Your task ▸ Copy out all the lines exactly. Omit pictures.

Record extracts ▸
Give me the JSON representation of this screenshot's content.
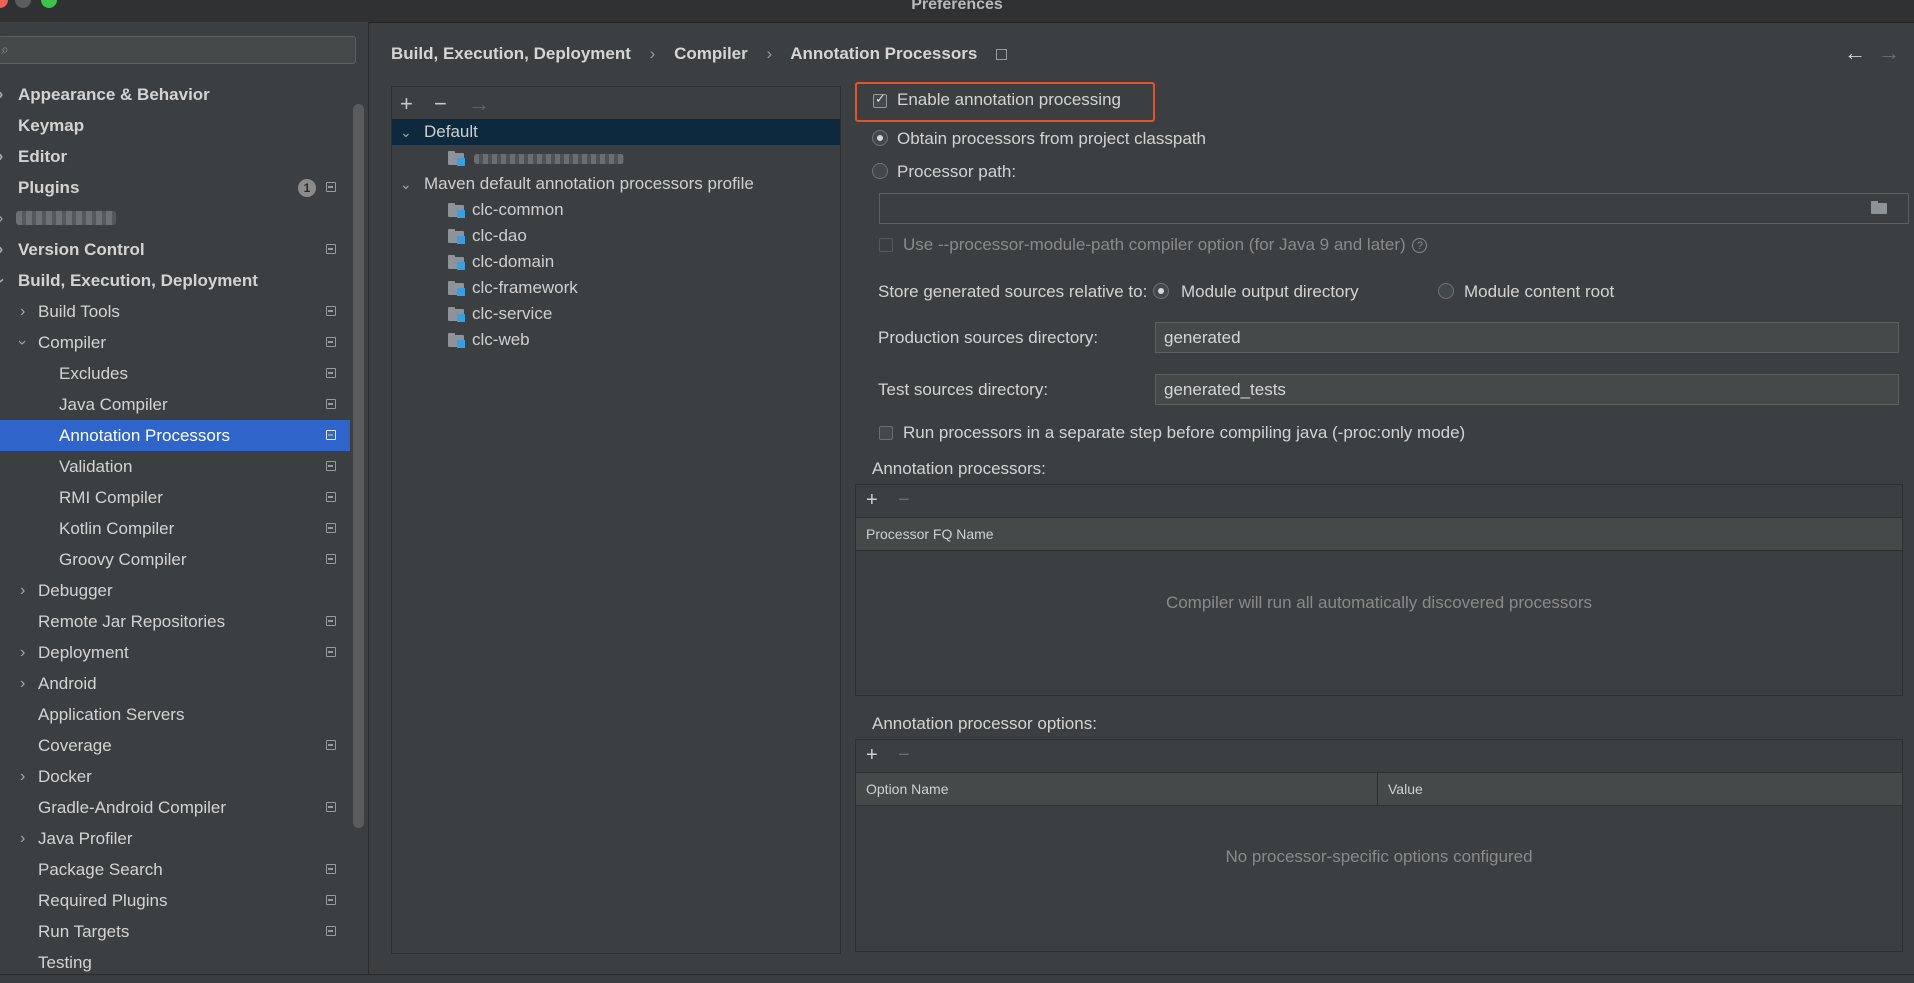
{
  "window": {
    "title": "Preferences"
  },
  "colors": {
    "selection": "#2f65ca",
    "highlight_border": "#e5532b",
    "background": "#3c3f41"
  },
  "search": {
    "value": "",
    "placeholder": ""
  },
  "sidebar": {
    "items": [
      {
        "label": "Appearance & Behavior",
        "expandable": true
      },
      {
        "label": "Keymap"
      },
      {
        "label": "Editor",
        "expandable": true
      },
      {
        "label": "Plugins",
        "badge": "1"
      },
      {
        "label": "",
        "redacted": true
      },
      {
        "label": "Version Control",
        "expandable": true
      },
      {
        "label": "Build, Execution, Deployment",
        "expanded": true
      },
      {
        "label": "Build Tools"
      },
      {
        "label": "Compiler"
      },
      {
        "label": "Excludes"
      },
      {
        "label": "Java Compiler"
      },
      {
        "label": "Annotation Processors",
        "selected": true
      },
      {
        "label": "Validation"
      },
      {
        "label": "RMI Compiler"
      },
      {
        "label": "Kotlin Compiler"
      },
      {
        "label": "Groovy Compiler"
      },
      {
        "label": "Debugger"
      },
      {
        "label": "Remote Jar Repositories"
      },
      {
        "label": "Deployment"
      },
      {
        "label": "Android"
      },
      {
        "label": "Application Servers"
      },
      {
        "label": "Coverage"
      },
      {
        "label": "Docker"
      },
      {
        "label": "Gradle-Android Compiler"
      },
      {
        "label": "Java Profiler"
      },
      {
        "label": "Package Search"
      },
      {
        "label": "Required Plugins"
      },
      {
        "label": "Run Targets"
      },
      {
        "label": "Testing"
      }
    ]
  },
  "breadcrumb": {
    "items": [
      "Build, Execution, Deployment",
      "Compiler",
      "Annotation Processors"
    ],
    "separator": "›"
  },
  "nav": {
    "back": "←",
    "forward": "→"
  },
  "profiles": {
    "toolbar": {
      "add": "+",
      "remove": "−",
      "move": "→"
    },
    "rows": [
      {
        "label": "Default",
        "chevron": "⌄",
        "selected": true
      },
      {
        "label": "",
        "redacted": true
      },
      {
        "label": "Maven default annotation processors profile",
        "chevron": "⌄"
      },
      {
        "label": "clc-common"
      },
      {
        "label": "clc-dao"
      },
      {
        "label": "clc-domain"
      },
      {
        "label": "clc-framework"
      },
      {
        "label": "clc-service"
      },
      {
        "label": "clc-web"
      }
    ]
  },
  "options": {
    "enable_label": "Enable annotation processing",
    "enable_checked": true,
    "obtain_label": "Obtain processors from project classpath",
    "processor_path_label": "Processor path:",
    "processor_path_value": "",
    "module_path_label": "Use --processor-module-path compiler option (for Java 9 and later)",
    "help": "?",
    "store_label": "Store generated sources relative to:",
    "module_output_label": "Module output directory",
    "module_content_label": "Module content root",
    "production_label": "Production sources directory:",
    "production_value": "generated",
    "test_label": "Test sources directory:",
    "test_value": "generated_tests",
    "separate_step_label": "Run processors in a separate step before compiling java (-proc:only mode)"
  },
  "processors_table": {
    "title": "Annotation processors:",
    "add": "+",
    "remove": "−",
    "columns": [
      "Processor FQ Name"
    ],
    "empty_text": "Compiler will run all automatically discovered processors"
  },
  "options_table": {
    "title": "Annotation processor options:",
    "add": "+",
    "remove": "−",
    "columns": [
      "Option Name",
      "Value"
    ],
    "empty_text": "No processor-specific options configured"
  }
}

Written solution ▸
Give me the JSON representation of this screenshot's content.
{
  "window": {
    "title": "Preferences"
  },
  "colors": {
    "selection": "#2f65ca",
    "highlight_border": "#e5532b",
    "background": "#3c3f41"
  },
  "search": {
    "value": "",
    "placeholder": ""
  },
  "sidebar": {
    "items": [
      {
        "label": "Appearance & Behavior",
        "expandable": true
      },
      {
        "label": "Keymap"
      },
      {
        "label": "Editor",
        "expandable": true
      },
      {
        "label": "Plugins",
        "badge": "1"
      },
      {
        "label": "",
        "redacted": true
      },
      {
        "label": "Version Control",
        "expandable": true
      },
      {
        "label": "Build, Execution, Deployment",
        "expanded": true
      },
      {
        "label": "Build Tools"
      },
      {
        "label": "Compiler"
      },
      {
        "label": "Excludes"
      },
      {
        "label": "Java Compiler"
      },
      {
        "label": "Annotation Processors",
        "selected": true
      },
      {
        "label": "Validation"
      },
      {
        "label": "RMI Compiler"
      },
      {
        "label": "Kotlin Compiler"
      },
      {
        "label": "Groovy Compiler"
      },
      {
        "label": "Debugger"
      },
      {
        "label": "Remote Jar Repositories"
      },
      {
        "label": "Deployment"
      },
      {
        "label": "Android"
      },
      {
        "label": "Application Servers"
      },
      {
        "label": "Coverage"
      },
      {
        "label": "Docker"
      },
      {
        "label": "Gradle-Android Compiler"
      },
      {
        "label": "Java Profiler"
      },
      {
        "label": "Package Search"
      },
      {
        "label": "Required Plugins"
      },
      {
        "label": "Run Targets"
      },
      {
        "label": "Testing"
      }
    ]
  },
  "breadcrumb": {
    "items": [
      "Build, Execution, Deployment",
      "Compiler",
      "Annotation Processors"
    ],
    "separator": "›"
  },
  "nav": {
    "back": "←",
    "forward": "→"
  },
  "profiles": {
    "toolbar": {
      "add": "+",
      "remove": "−",
      "move": "→"
    },
    "rows": [
      {
        "label": "Default",
        "chevron": "⌄",
        "selected": true
      },
      {
        "label": "",
        "redacted": true
      },
      {
        "label": "Maven default annotation processors profile",
        "chevron": "⌄"
      },
      {
        "label": "clc-common"
      },
      {
        "label": "clc-dao"
      },
      {
        "label": "clc-domain"
      },
      {
        "label": "clc-framework"
      },
      {
        "label": "clc-service"
      },
      {
        "label": "clc-web"
      }
    ]
  },
  "options": {
    "enable_label": "Enable annotation processing",
    "enable_checked": true,
    "obtain_label": "Obtain processors from project classpath",
    "processor_path_label": "Processor path:",
    "processor_path_value": "",
    "module_path_label": "Use --processor-module-path compiler option (for Java 9 and later)",
    "help": "?",
    "store_label": "Store generated sources relative to:",
    "module_output_label": "Module output directory",
    "module_content_label": "Module content root",
    "production_label": "Production sources directory:",
    "production_value": "generated",
    "test_label": "Test sources directory:",
    "test_value": "generated_tests",
    "separate_step_label": "Run processors in a separate step before compiling java (-proc:only mode)"
  },
  "processors_table": {
    "title": "Annotation processors:",
    "add": "+",
    "remove": "−",
    "columns": [
      "Processor FQ Name"
    ],
    "empty_text": "Compiler will run all automatically discovered processors"
  },
  "options_table": {
    "title": "Annotation processor options:",
    "add": "+",
    "remove": "−",
    "columns": [
      "Option Name",
      "Value"
    ],
    "empty_text": "No processor-specific options configured"
  }
}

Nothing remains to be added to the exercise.